• _EXERCISE DESCRIPTION_:
Copy everything in the data below exactly except the pictures.
-.-.-
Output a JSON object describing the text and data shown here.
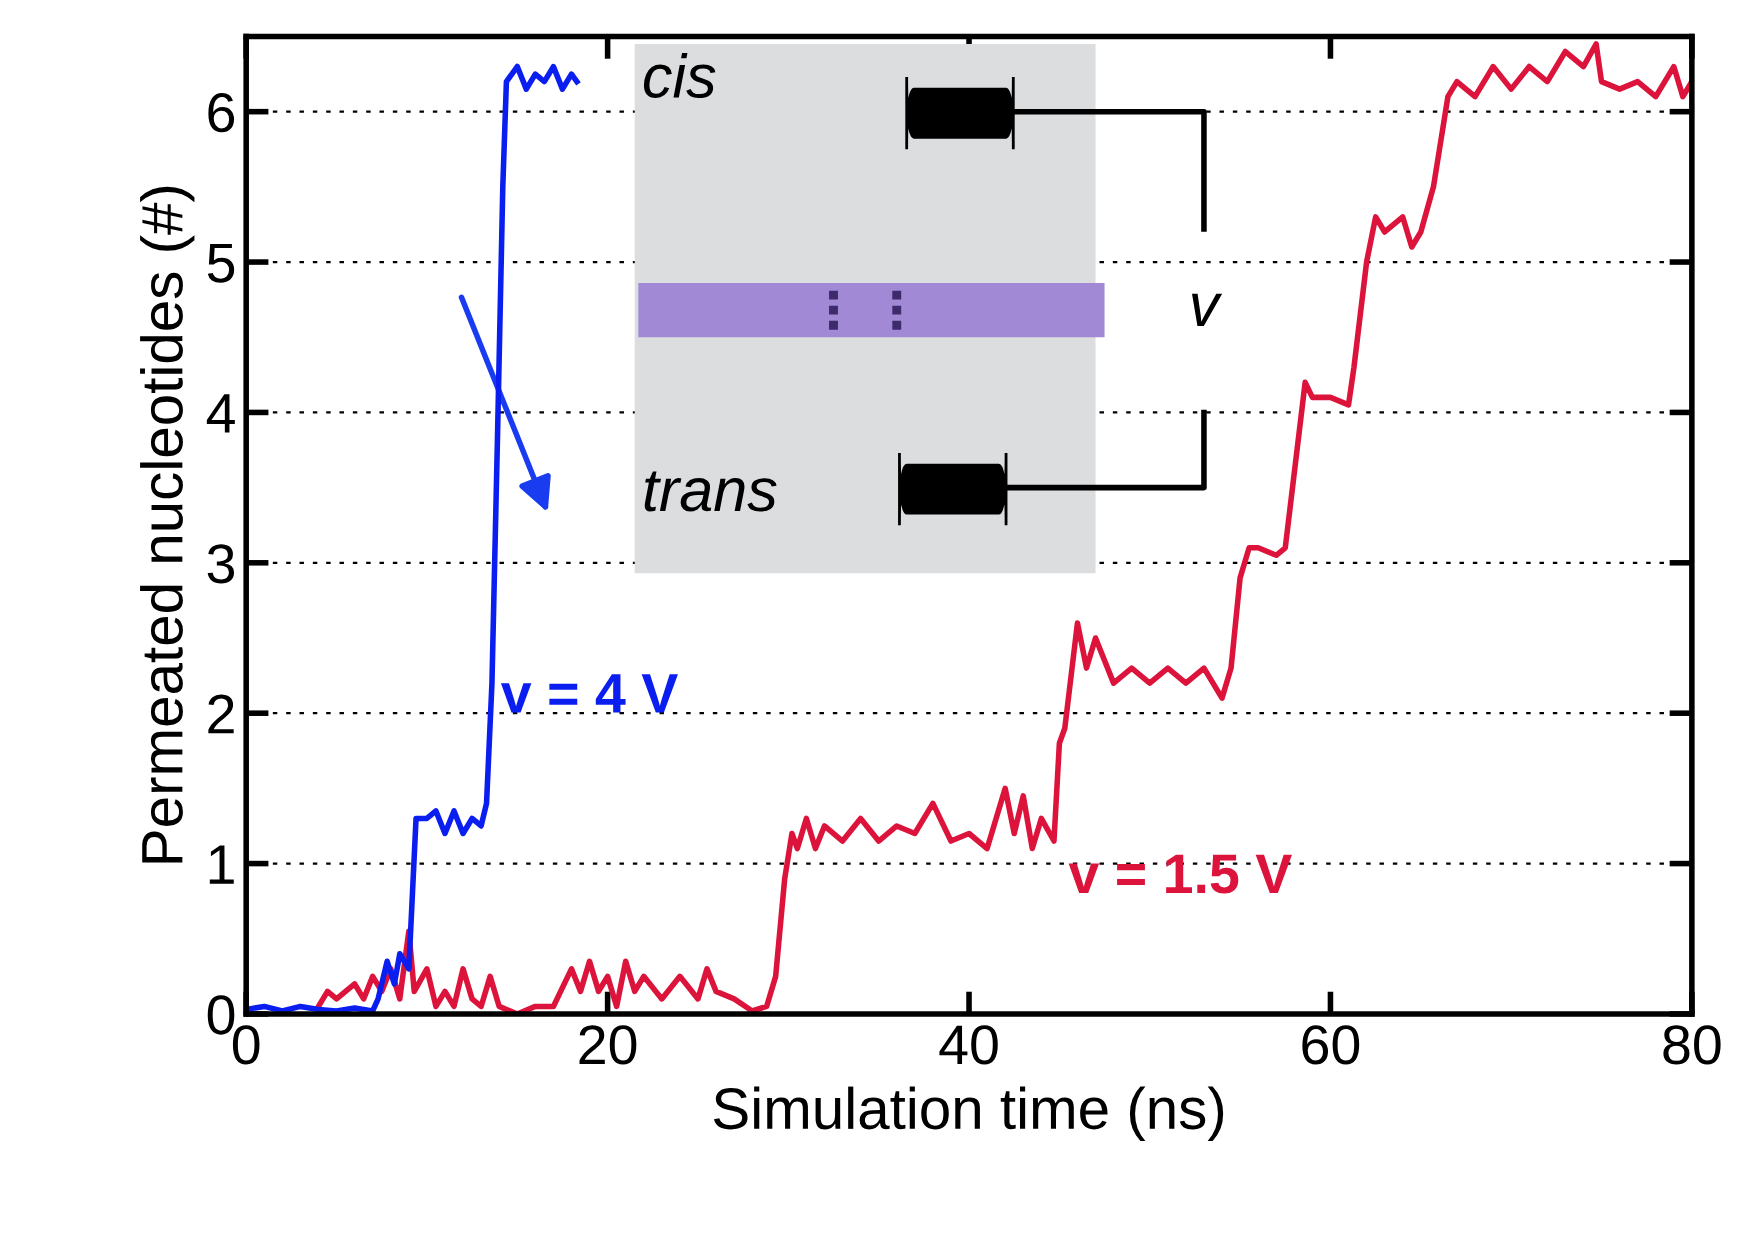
{
  "chart_data": {
    "type": "line",
    "xlabel": "Simulation time (ns)",
    "ylabel": "Permeated nucleotides (#)",
    "xlim": [
      0,
      80
    ],
    "xticks": [
      0,
      20,
      40,
      60,
      80
    ],
    "ylim": [
      0,
      6.5
    ],
    "yticks": [
      0,
      1,
      2,
      3,
      4,
      5,
      6
    ],
    "grid": "y",
    "line_style": "solid",
    "marker": "none",
    "annotations": [
      "cis",
      "trans",
      "v"
    ],
    "series": [
      {
        "name": "v = 1.5 V",
        "color": "#dc143c",
        "x": [
          4,
          4.5,
          5,
          6,
          6.5,
          7,
          7.5,
          8,
          8.5,
          9,
          9.3,
          10,
          10.5,
          11,
          11.5,
          12,
          12.5,
          13,
          13.5,
          14,
          15,
          16,
          17,
          18,
          18.5,
          19,
          19.5,
          20,
          20.5,
          21,
          21.5,
          22,
          23,
          24,
          25,
          25.5,
          26,
          27,
          28,
          28.8,
          29.3,
          29.8,
          30.2,
          30.5,
          31,
          31.5,
          32,
          33,
          34,
          35,
          36,
          37,
          38,
          39,
          40,
          41,
          42,
          42.5,
          43,
          43.5,
          44,
          44.7,
          45,
          45.3,
          46,
          46.5,
          47,
          48,
          49,
          50,
          51,
          52,
          53,
          54,
          54.5,
          55,
          55.5,
          56,
          57,
          57.5,
          58,
          58.6,
          59,
          60,
          61,
          61.3,
          62,
          62.5,
          63,
          64,
          64.5,
          65,
          65.7,
          66.5,
          67,
          68,
          69,
          70,
          71,
          72,
          73,
          74,
          74.7,
          75,
          76,
          77,
          78,
          79,
          79.5,
          80
        ],
        "values": [
          0.05,
          0.15,
          0.1,
          0.2,
          0.1,
          0.25,
          0.15,
          0.3,
          0.1,
          0.55,
          0.15,
          0.3,
          0.05,
          0.15,
          0.05,
          0.3,
          0.1,
          0.05,
          0.25,
          0.05,
          0.0,
          0.05,
          0.05,
          0.3,
          0.15,
          0.35,
          0.15,
          0.25,
          0.05,
          0.35,
          0.15,
          0.25,
          0.1,
          0.25,
          0.1,
          0.3,
          0.15,
          0.1,
          0.02,
          0.05,
          0.25,
          0.9,
          1.2,
          1.1,
          1.3,
          1.1,
          1.25,
          1.15,
          1.3,
          1.15,
          1.25,
          1.2,
          1.4,
          1.15,
          1.2,
          1.1,
          1.5,
          1.2,
          1.45,
          1.1,
          1.3,
          1.15,
          1.8,
          1.9,
          2.6,
          2.3,
          2.5,
          2.2,
          2.3,
          2.2,
          2.3,
          2.2,
          2.3,
          2.1,
          2.3,
          2.9,
          3.1,
          3.1,
          3.05,
          3.1,
          3.6,
          4.2,
          4.1,
          4.1,
          4.05,
          4.3,
          5.0,
          5.3,
          5.2,
          5.3,
          5.1,
          5.2,
          5.5,
          6.1,
          6.2,
          6.1,
          6.3,
          6.15,
          6.3,
          6.2,
          6.4,
          6.3,
          6.45,
          6.2,
          6.15,
          6.2,
          6.1,
          6.3,
          6.1,
          6.2
        ]
      },
      {
        "name": "v = 4 V",
        "color": "#0a1ef0",
        "x": [
          0,
          1,
          2,
          3,
          4,
          5,
          6,
          7,
          7.3,
          7.8,
          8.2,
          8.5,
          9,
          9.2,
          9.4,
          10,
          10.5,
          11,
          11.5,
          12,
          12.5,
          13,
          13.3,
          13.6,
          13.9,
          14.2,
          14.4,
          15,
          15.5,
          16,
          16.5,
          17,
          17.5,
          18,
          18.3
        ],
        "values": [
          0.03,
          0.05,
          0.02,
          0.05,
          0.03,
          0.02,
          0.04,
          0.02,
          0.1,
          0.35,
          0.2,
          0.4,
          0.3,
          0.8,
          1.3,
          1.3,
          1.35,
          1.2,
          1.35,
          1.2,
          1.3,
          1.25,
          1.4,
          2.2,
          3.8,
          5.5,
          6.2,
          6.3,
          6.15,
          6.25,
          6.2,
          6.3,
          6.15,
          6.25,
          6.2
        ]
      }
    ]
  }
}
-.-.-
• _RESULT FOR THIS EXERCISE_:
Output a JSON object describing the text and data shown here.
{
  "chart_data": {
    "type": "line",
    "xlabel": "Simulation time (ns)",
    "ylabel": "Permeated nucleotides (#)",
    "xlim": [
      0,
      80
    ],
    "xticks": [
      0,
      20,
      40,
      60,
      80
    ],
    "ylim": [
      0,
      6.5
    ],
    "yticks": [
      0,
      1,
      2,
      3,
      4,
      5,
      6
    ],
    "grid": "y",
    "line_style": "solid",
    "marker": "none",
    "annotations": [
      "cis",
      "trans",
      "v"
    ],
    "series": [
      {
        "name": "v = 1.5 V",
        "color": "#dc143c",
        "x": [
          4,
          4.5,
          5,
          6,
          6.5,
          7,
          7.5,
          8,
          8.5,
          9,
          9.3,
          10,
          10.5,
          11,
          11.5,
          12,
          12.5,
          13,
          13.5,
          14,
          15,
          16,
          17,
          18,
          18.5,
          19,
          19.5,
          20,
          20.5,
          21,
          21.5,
          22,
          23,
          24,
          25,
          25.5,
          26,
          27,
          28,
          28.8,
          29.3,
          29.8,
          30.2,
          30.5,
          31,
          31.5,
          32,
          33,
          34,
          35,
          36,
          37,
          38,
          39,
          40,
          41,
          42,
          42.5,
          43,
          43.5,
          44,
          44.7,
          45,
          45.3,
          46,
          46.5,
          47,
          48,
          49,
          50,
          51,
          52,
          53,
          54,
          54.5,
          55,
          55.5,
          56,
          57,
          57.5,
          58,
          58.6,
          59,
          60,
          61,
          61.3,
          62,
          62.5,
          63,
          64,
          64.5,
          65,
          65.7,
          66.5,
          67,
          68,
          69,
          70,
          71,
          72,
          73,
          74,
          74.7,
          75,
          76,
          77,
          78,
          79,
          79.5,
          80
        ],
        "values": [
          0.05,
          0.15,
          0.1,
          0.2,
          0.1,
          0.25,
          0.15,
          0.3,
          0.1,
          0.55,
          0.15,
          0.3,
          0.05,
          0.15,
          0.05,
          0.3,
          0.1,
          0.05,
          0.25,
          0.05,
          0.0,
          0.05,
          0.05,
          0.3,
          0.15,
          0.35,
          0.15,
          0.25,
          0.05,
          0.35,
          0.15,
          0.25,
          0.1,
          0.25,
          0.1,
          0.3,
          0.15,
          0.1,
          0.02,
          0.05,
          0.25,
          0.9,
          1.2,
          1.1,
          1.3,
          1.1,
          1.25,
          1.15,
          1.3,
          1.15,
          1.25,
          1.2,
          1.4,
          1.15,
          1.2,
          1.1,
          1.5,
          1.2,
          1.45,
          1.1,
          1.3,
          1.15,
          1.8,
          1.9,
          2.6,
          2.3,
          2.5,
          2.2,
          2.3,
          2.2,
          2.3,
          2.2,
          2.3,
          2.1,
          2.3,
          2.9,
          3.1,
          3.1,
          3.05,
          3.1,
          3.6,
          4.2,
          4.1,
          4.1,
          4.05,
          4.3,
          5.0,
          5.3,
          5.2,
          5.3,
          5.1,
          5.2,
          5.5,
          6.1,
          6.2,
          6.1,
          6.3,
          6.15,
          6.3,
          6.2,
          6.4,
          6.3,
          6.45,
          6.2,
          6.15,
          6.2,
          6.1,
          6.3,
          6.1,
          6.2
        ]
      },
      {
        "name": "v = 4 V",
        "color": "#0a1ef0",
        "x": [
          0,
          1,
          2,
          3,
          4,
          5,
          6,
          7,
          7.3,
          7.8,
          8.2,
          8.5,
          9,
          9.2,
          9.4,
          10,
          10.5,
          11,
          11.5,
          12,
          12.5,
          13,
          13.3,
          13.6,
          13.9,
          14.2,
          14.4,
          15,
          15.5,
          16,
          16.5,
          17,
          17.5,
          18,
          18.3
        ],
        "values": [
          0.03,
          0.05,
          0.02,
          0.05,
          0.03,
          0.02,
          0.04,
          0.02,
          0.1,
          0.35,
          0.2,
          0.4,
          0.3,
          0.8,
          1.3,
          1.3,
          1.35,
          1.2,
          1.35,
          1.2,
          1.3,
          1.25,
          1.4,
          2.2,
          3.8,
          5.5,
          6.2,
          6.3,
          6.15,
          6.25,
          6.2,
          6.3,
          6.15,
          6.25,
          6.2
        ]
      }
    ]
  }
}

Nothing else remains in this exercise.